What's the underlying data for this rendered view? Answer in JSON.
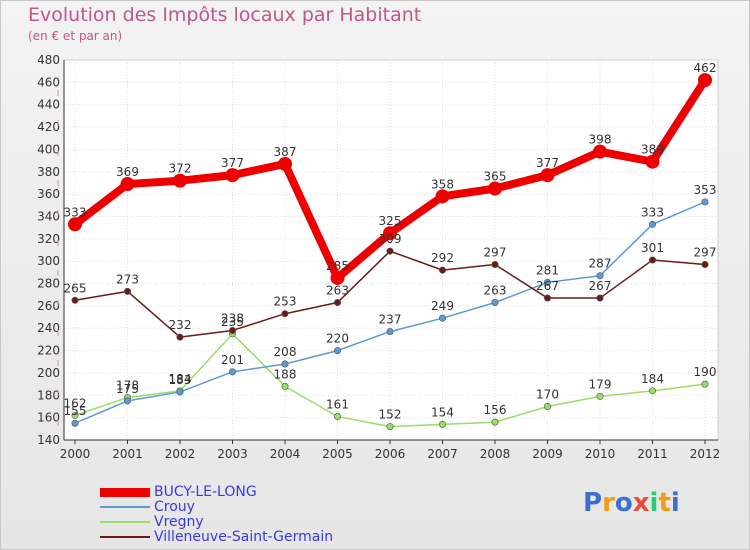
{
  "chart_data": {
    "type": "line",
    "title": "Evolution des Impôts locaux par Habitant",
    "subtitle": "(en € et par an)",
    "xlabel": "",
    "ylabel": "",
    "ylim": [
      140,
      480
    ],
    "y_ticks": [
      140,
      160,
      180,
      200,
      220,
      240,
      260,
      280,
      300,
      320,
      340,
      360,
      380,
      400,
      420,
      440,
      460,
      480
    ],
    "categories": [
      "2000",
      "2001",
      "2002",
      "2003",
      "2004",
      "2005",
      "2006",
      "2007",
      "2008",
      "2009",
      "2010",
      "2011",
      "2012"
    ],
    "series": [
      {
        "name": "BUCY-LE-LONG",
        "color": "#ee0000",
        "values": [
          333,
          369,
          372,
          377,
          387,
          285,
          325,
          358,
          365,
          377,
          398,
          389,
          462
        ]
      },
      {
        "name": "Crouy",
        "color": "#5b9bd5",
        "values": [
          155,
          175,
          183,
          201,
          208,
          220,
          237,
          249,
          263,
          281,
          287,
          333,
          353
        ]
      },
      {
        "name": "Vregny",
        "color": "#99dd66",
        "values": [
          162,
          178,
          184,
          235,
          188,
          161,
          152,
          154,
          156,
          170,
          179,
          184,
          190
        ]
      },
      {
        "name": "Villeneuve-Saint-Germain",
        "color": "#6b1a1a",
        "values": [
          265,
          273,
          232,
          238,
          253,
          263,
          309,
          292,
          297,
          267,
          267,
          301,
          297
        ]
      }
    ],
    "legend": "bottom-left"
  },
  "logo": {
    "text": "Proxiti",
    "letters": [
      {
        "ch": "P",
        "color": "#3b6fd1"
      },
      {
        "ch": "r",
        "color": "#f39c12"
      },
      {
        "ch": "o",
        "color": "#3b6fd1"
      },
      {
        "ch": "x",
        "color": "#e74c3c"
      },
      {
        "ch": "i",
        "color": "#2ecc71"
      },
      {
        "ch": "t",
        "color": "#f39c12"
      },
      {
        "ch": "i",
        "color": "#3b6fd1"
      }
    ]
  }
}
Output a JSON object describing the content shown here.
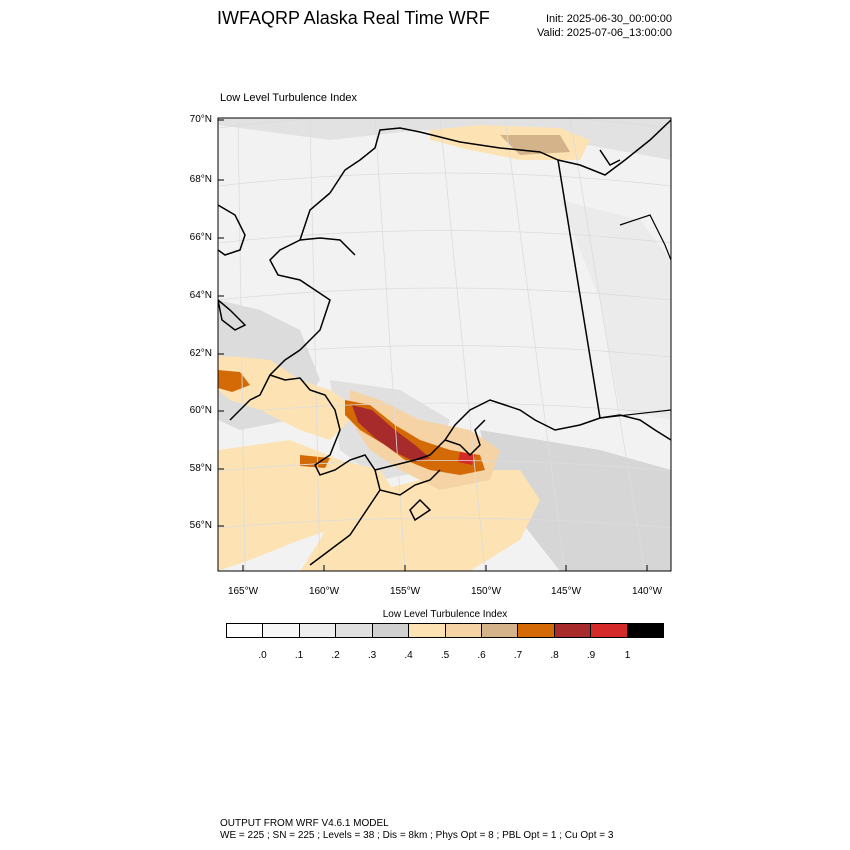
{
  "header": {
    "title": "IWFAQRP Alaska Real Time WRF",
    "init": "Init: 2025-06-30_00:00:00",
    "valid": "Valid: 2025-07-06_13:00:00"
  },
  "map": {
    "field_title": "Low Level Turbulence Index",
    "lat_labels": [
      "70°N",
      "68°N",
      "66°N",
      "64°N",
      "62°N",
      "60°N",
      "58°N",
      "56°N"
    ],
    "lon_labels": [
      "165°W",
      "160°W",
      "155°W",
      "150°W",
      "145°W",
      "140°W"
    ],
    "background_color": "#f2f2f2"
  },
  "colorbar": {
    "title": "Low Level Turbulence Index",
    "colors": [
      "#ffffff",
      "#f7f7f7",
      "#eeeeee",
      "#e0e0e0",
      "#d0d0d0",
      "#fde3b4",
      "#f5d3a4",
      "#d5b38a",
      "#d36a05",
      "#a82b2b",
      "#d42a2a",
      "#000000"
    ],
    "ticks": [
      ".0",
      ".1",
      ".2",
      ".3",
      ".4",
      ".5",
      ".6",
      ".7",
      ".8",
      ".9",
      "1"
    ]
  },
  "footer": {
    "line1": "OUTPUT FROM WRF V4.6.1 MODEL",
    "line2": "WE = 225 ; SN = 225 ; Levels = 38 ; Dis = 8km ; Phys Opt = 8 ; PBL Opt = 1 ; Cu Opt = 3"
  }
}
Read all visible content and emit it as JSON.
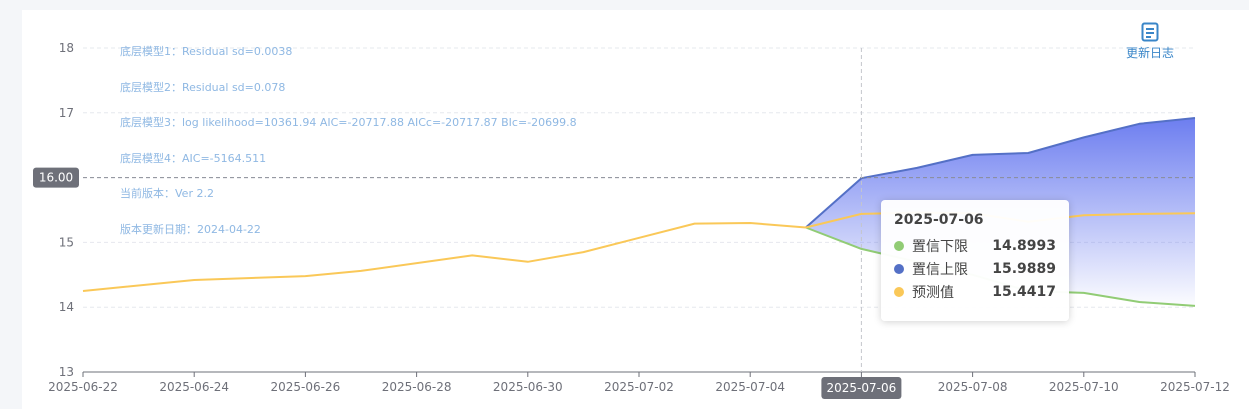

*EXERCISE*: Among the lines above, determine how many hold the word "Index"; report the figure alone.

*TASK OUTPUT*: 2